*PROBLEM STATEMENT*: Write out the entries again exactly as they are given.
++++++
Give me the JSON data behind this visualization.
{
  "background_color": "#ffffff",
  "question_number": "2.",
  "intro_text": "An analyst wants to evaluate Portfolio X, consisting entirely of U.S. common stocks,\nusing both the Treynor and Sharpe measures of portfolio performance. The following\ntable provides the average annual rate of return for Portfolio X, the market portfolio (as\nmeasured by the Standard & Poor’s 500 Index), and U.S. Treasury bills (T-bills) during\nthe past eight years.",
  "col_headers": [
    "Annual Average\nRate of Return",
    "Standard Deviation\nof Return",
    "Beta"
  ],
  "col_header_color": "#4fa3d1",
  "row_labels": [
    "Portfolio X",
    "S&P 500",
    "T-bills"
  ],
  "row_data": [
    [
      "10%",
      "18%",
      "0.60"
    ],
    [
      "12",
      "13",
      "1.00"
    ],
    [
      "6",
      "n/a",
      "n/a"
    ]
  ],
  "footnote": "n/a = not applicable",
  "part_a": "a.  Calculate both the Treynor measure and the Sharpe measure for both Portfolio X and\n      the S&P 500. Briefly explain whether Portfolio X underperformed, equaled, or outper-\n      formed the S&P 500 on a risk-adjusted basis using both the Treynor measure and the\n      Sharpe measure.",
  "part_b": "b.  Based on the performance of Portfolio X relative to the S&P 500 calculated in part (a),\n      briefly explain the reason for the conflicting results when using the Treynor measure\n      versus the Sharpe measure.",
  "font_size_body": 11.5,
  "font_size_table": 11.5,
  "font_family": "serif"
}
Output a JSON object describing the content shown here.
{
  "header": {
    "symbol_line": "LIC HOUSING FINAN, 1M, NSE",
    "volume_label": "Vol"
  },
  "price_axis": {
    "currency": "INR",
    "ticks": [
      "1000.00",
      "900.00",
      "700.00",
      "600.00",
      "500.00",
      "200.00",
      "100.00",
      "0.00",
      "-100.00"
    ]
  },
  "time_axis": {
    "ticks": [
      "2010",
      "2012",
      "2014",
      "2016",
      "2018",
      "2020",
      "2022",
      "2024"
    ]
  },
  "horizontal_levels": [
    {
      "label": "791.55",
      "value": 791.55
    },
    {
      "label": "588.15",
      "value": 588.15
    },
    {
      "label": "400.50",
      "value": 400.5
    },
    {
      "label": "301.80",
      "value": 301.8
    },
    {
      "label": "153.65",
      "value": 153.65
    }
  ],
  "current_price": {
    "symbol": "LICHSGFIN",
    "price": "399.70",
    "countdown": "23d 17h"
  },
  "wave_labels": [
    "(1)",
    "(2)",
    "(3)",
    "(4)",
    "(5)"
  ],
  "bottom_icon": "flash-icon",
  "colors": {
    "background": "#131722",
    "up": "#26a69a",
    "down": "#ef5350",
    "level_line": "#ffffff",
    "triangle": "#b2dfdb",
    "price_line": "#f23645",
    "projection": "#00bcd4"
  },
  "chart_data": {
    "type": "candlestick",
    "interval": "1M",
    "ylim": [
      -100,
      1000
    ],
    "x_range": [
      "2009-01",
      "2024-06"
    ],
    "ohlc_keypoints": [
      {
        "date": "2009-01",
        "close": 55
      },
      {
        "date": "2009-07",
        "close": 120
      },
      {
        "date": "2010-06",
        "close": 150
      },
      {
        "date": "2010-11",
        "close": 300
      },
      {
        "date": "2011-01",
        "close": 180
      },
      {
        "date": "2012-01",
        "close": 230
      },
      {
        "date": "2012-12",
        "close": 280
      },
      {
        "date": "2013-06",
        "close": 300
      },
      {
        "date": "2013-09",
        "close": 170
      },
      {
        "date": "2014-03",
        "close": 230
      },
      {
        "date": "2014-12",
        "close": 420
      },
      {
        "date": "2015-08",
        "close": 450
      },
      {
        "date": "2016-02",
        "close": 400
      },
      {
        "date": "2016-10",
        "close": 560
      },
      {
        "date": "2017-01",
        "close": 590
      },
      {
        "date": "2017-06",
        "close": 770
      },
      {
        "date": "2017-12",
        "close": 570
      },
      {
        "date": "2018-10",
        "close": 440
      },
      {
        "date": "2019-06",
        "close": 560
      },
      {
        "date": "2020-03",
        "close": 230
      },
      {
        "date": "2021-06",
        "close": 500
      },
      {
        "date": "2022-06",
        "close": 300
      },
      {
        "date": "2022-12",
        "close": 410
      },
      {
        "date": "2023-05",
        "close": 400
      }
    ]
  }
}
++++++
*SOLUTION TO THE EXERCISE*:
Give me the JSON data behind this visualization.
{
  "background_color": "#ffffff",
  "question_number": "2.",
  "intro_text": "An analyst wants to evaluate Portfolio X, consisting entirely of U.S. common stocks,\nusing both the Treynor and Sharpe measures of portfolio performance. The following\ntable provides the average annual rate of return for Portfolio X, the market portfolio (as\nmeasured by the Standard & Poor’s 500 Index), and U.S. Treasury bills (T-bills) during\nthe past eight years.",
  "col_headers": [
    "Annual Average\nRate of Return",
    "Standard Deviation\nof Return",
    "Beta"
  ],
  "col_header_color": "#4fa3d1",
  "row_labels": [
    "Portfolio X",
    "S&P 500",
    "T-bills"
  ],
  "row_data": [
    [
      "10%",
      "18%",
      "0.60"
    ],
    [
      "12",
      "13",
      "1.00"
    ],
    [
      "6",
      "n/a",
      "n/a"
    ]
  ],
  "footnote": "n/a = not applicable",
  "part_a": "a.  Calculate both the Treynor measure and the Sharpe measure for both Portfolio X and\n      the S&P 500. Briefly explain whether Portfolio X underperformed, equaled, or outper-\n      formed the S&P 500 on a risk-adjusted basis using both the Treynor measure and the\n      Sharpe measure.",
  "part_b": "b.  Based on the performance of Portfolio X relative to the S&P 500 calculated in part (a),\n      briefly explain the reason for the conflicting results when using the Treynor measure\n      versus the Sharpe measure.",
  "font_size_body": 11.5,
  "font_size_table": 11.5,
  "font_family": "serif"
}
Output a JSON object describing the content shown here.
{
  "header": {
    "symbol_line": "LIC HOUSING FINAN, 1M, NSE",
    "volume_label": "Vol"
  },
  "price_axis": {
    "currency": "INR",
    "ticks": [
      "1000.00",
      "900.00",
      "700.00",
      "600.00",
      "500.00",
      "200.00",
      "100.00",
      "0.00",
      "-100.00"
    ]
  },
  "time_axis": {
    "ticks": [
      "2010",
      "2012",
      "2014",
      "2016",
      "2018",
      "2020",
      "2022",
      "2024"
    ]
  },
  "horizontal_levels": [
    {
      "label": "791.55",
      "value": 791.55
    },
    {
      "label": "588.15",
      "value": 588.15
    },
    {
      "label": "400.50",
      "value": 400.5
    },
    {
      "label": "301.80",
      "value": 301.8
    },
    {
      "label": "153.65",
      "value": 153.65
    }
  ],
  "current_price": {
    "symbol": "LICHSGFIN",
    "price": "399.70",
    "countdown": "23d 17h"
  },
  "wave_labels": [
    "(1)",
    "(2)",
    "(3)",
    "(4)",
    "(5)"
  ],
  "bottom_icon": "flash-icon",
  "colors": {
    "background": "#131722",
    "up": "#26a69a",
    "down": "#ef5350",
    "level_line": "#ffffff",
    "triangle": "#b2dfdb",
    "price_line": "#f23645",
    "projection": "#00bcd4"
  },
  "chart_data": {
    "type": "candlestick",
    "interval": "1M",
    "ylim": [
      -100,
      1000
    ],
    "x_range": [
      "2009-01",
      "2024-06"
    ],
    "ohlc_keypoints": [
      {
        "date": "2009-01",
        "close": 55
      },
      {
        "date": "2009-07",
        "close": 120
      },
      {
        "date": "2010-06",
        "close": 150
      },
      {
        "date": "2010-11",
        "close": 300
      },
      {
        "date": "2011-01",
        "close": 180
      },
      {
        "date": "2012-01",
        "close": 230
      },
      {
        "date": "2012-12",
        "close": 280
      },
      {
        "date": "2013-06",
        "close": 300
      },
      {
        "date": "2013-09",
        "close": 170
      },
      {
        "date": "2014-03",
        "close": 230
      },
      {
        "date": "2014-12",
        "close": 420
      },
      {
        "date": "2015-08",
        "close": 450
      },
      {
        "date": "2016-02",
        "close": 400
      },
      {
        "date": "2016-10",
        "close": 560
      },
      {
        "date": "2017-01",
        "close": 590
      },
      {
        "date": "2017-06",
        "close": 770
      },
      {
        "date": "2017-12",
        "close": 570
      },
      {
        "date": "2018-10",
        "close": 440
      },
      {
        "date": "2019-06",
        "close": 560
      },
      {
        "date": "2020-03",
        "close": 230
      },
      {
        "date": "2021-06",
        "close": 500
      },
      {
        "date": "2022-06",
        "close": 300
      },
      {
        "date": "2022-12",
        "close": 410
      },
      {
        "date": "2023-05",
        "close": 400
      }
    ]
  }
}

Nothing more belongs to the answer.